__STATED EXERCISE__.
From the entries that follow, list every line in which the string "如图所示" appears.

__INPUT__.
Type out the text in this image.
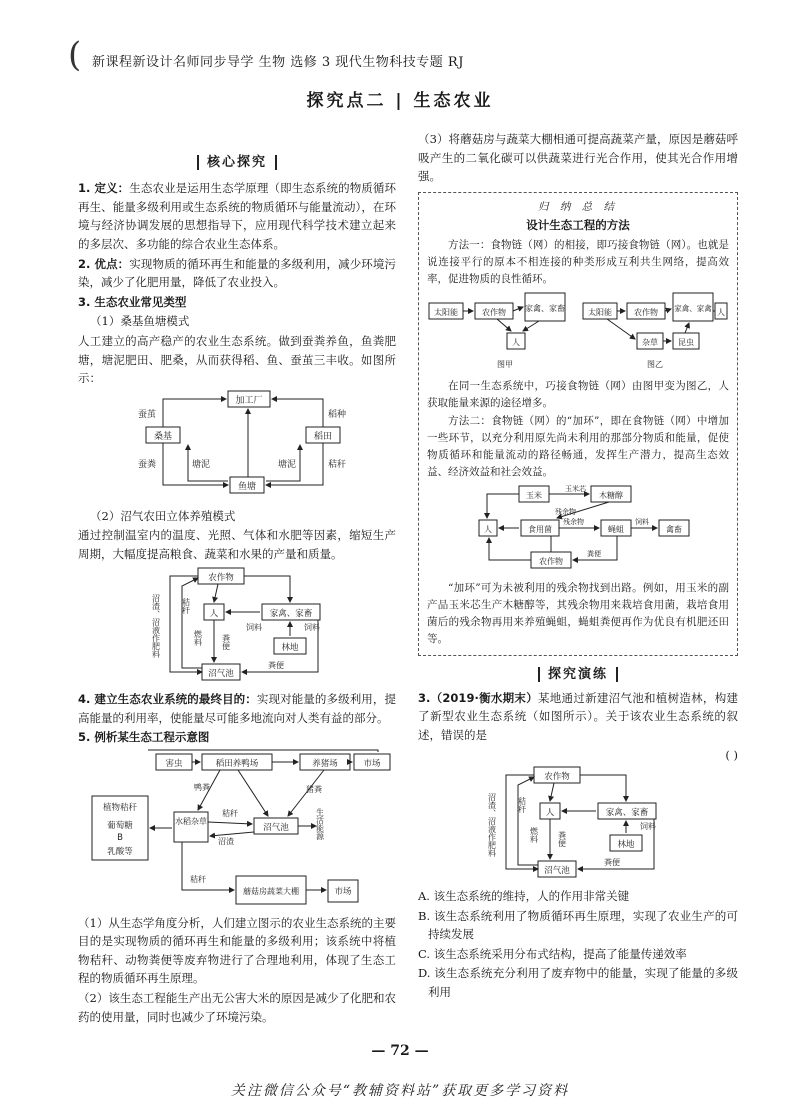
( 新课程新设计名师同步导学 生物 选修 3 现代生物科技专题 RJ
探究点二 | 生态农业
核心探究

1. 定义：生态农业是运用生态学原理（即生态系统的物质循环再生、能量多级利用或生态系统的物质循环与能量流动），在环境与经济协调发展的思想指导下，应用现代科学技术建立起来的多层次、多功能的综合农业生态体系。

2. 优点：实现物质的循环再生和能量的多级利用，减少环境污染，减少了化肥用量，降低了农业投入。

3. 生态农业常见类型

（1）桑基鱼塘模式

人工建立的高产稳产的农业生态系统。做到蚕粪养鱼，鱼粪肥塘，塘泥肥田、肥桑，从而获得稻、鱼、蚕茧三丰收。如图所示：

加工厂
桑基	稻田
鱼塘
蚕茧	稻种
蚕粪	塘泥	塘泥	秸秆

（2）沼气农田立体养殖模式

通过控制温室内的温度、光照、气体和水肥等因素，缩短生产周期，大幅度提高粮食、蔬菜和水果的产量和质量。

农作物
人	家禽、家畜
林地
沼气池
沼渣、沼液作肥料	秸秆
燃料 粪便
饲料	饲料
粪便

4. 建立生态农业系统的最终目的：实现对能量的多级利用，提高能量的利用率，使能量尽可能多地流向对人类有益的部分。

5. 例析某生态工程示意图

害虫	稻田养鸭场	养猪场	市场
植物秸秆
葡萄糖
B
乳酸等
水稻杂草
沼气池	生活能源
蘑菇房蔬菜大棚	市场
鸭粪	猪粪
秸秆
沼渣
秸秆

（1）从生态学角度分析，人们建立图示的农业生态系统的主要目的是实现物质的循环再生和能量的多级利用；该系统中将植物秸秆、动物粪便等废弃物进行了合理地利用，体现了生态工程的物质循环再生原理。

（2）该生态工程能生产出无公害大米的原因是减少了化肥和农药的使用量，同时也减少了环境污染。

（3）将蘑菇房与蔬菜大棚相通可提高蔬菜产量，原因是蘑菇呼吸产生的二氧化碳可以供蔬菜进行光合作用，使其光合作用增强。

归 纳 总 结
设计生态工程的方法

方法一：食物链（网）的相接，即巧接食物链（网）。也就是说连接平行的原本不相连接的种类形成互利共生网络，提高效率，促进物质的良性循环。

太阳能	农作物 家禽、家畜
人
图甲
太阳能	农作物 家禽、家禽 人
杂草	昆虫
图乙

在同一生态系统中，巧接食物链（网）由图甲变为图乙，人获取能量来源的途径增多。

方法二：食物链（网）的“加环”，即在食物链（网）中增加一些环节，以充分利用原先尚未利用的那部分物质和能量，促使物质循环和能量流动的路径畅通，发挥生产潜力，提高生态效益、经济效益和社会效益。

玉米
玉米芯
木糖醇
残余物
食用菌
残余物
蝇蛆
饲料
禽畜
人
农作物
粪便

“加环”可为未被利用的残余物找到出路。例如，用玉米的副产品玉米芯生产木糖醇等，其残余物用来栽培食用菌，栽培食用菌后的残余物再用来养殖蝇蛆，蝇蛆粪便再作为优良有机肥还田等。

探究演练

3.（2019·衡水期末）某地通过新建沼气池和植树造林，构建了新型农业生态系统（如图所示）。关于该农业生态系统的叙述，错误的是

( )

农作物
人	家禽、家畜
林地
沼气池
沼渣、沼液作肥料	秸秆
燃料 粪便
饲料
粪便

A. 该生态系统的维持，人的作用非常关键

B. 该生态系统利用了物质循环再生原理，实现了农业生产的可持续发展

C. 该生态系统采用分布式结构，提高了能量传递效率

D. 该生态系统充分利用了废弃物中的能量，实现了能量的多级利用

— 72 —
关注微信公众号“教辅资料站”获取更多学习资料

__COMPLETED TASK__.
人工建立的高产稳产的农业生态系统。做到蚕粪养鱼，鱼粪肥塘，塘泥肥田、肥桑，从而获得稻、鱼、蚕茧三丰收。如图所示：
3.（2019·衡水期末）某地通过新建沼气池和植树造林，构建了新型农业生态系统（如图所示）。关于该农业生态系统的叙述，错误的是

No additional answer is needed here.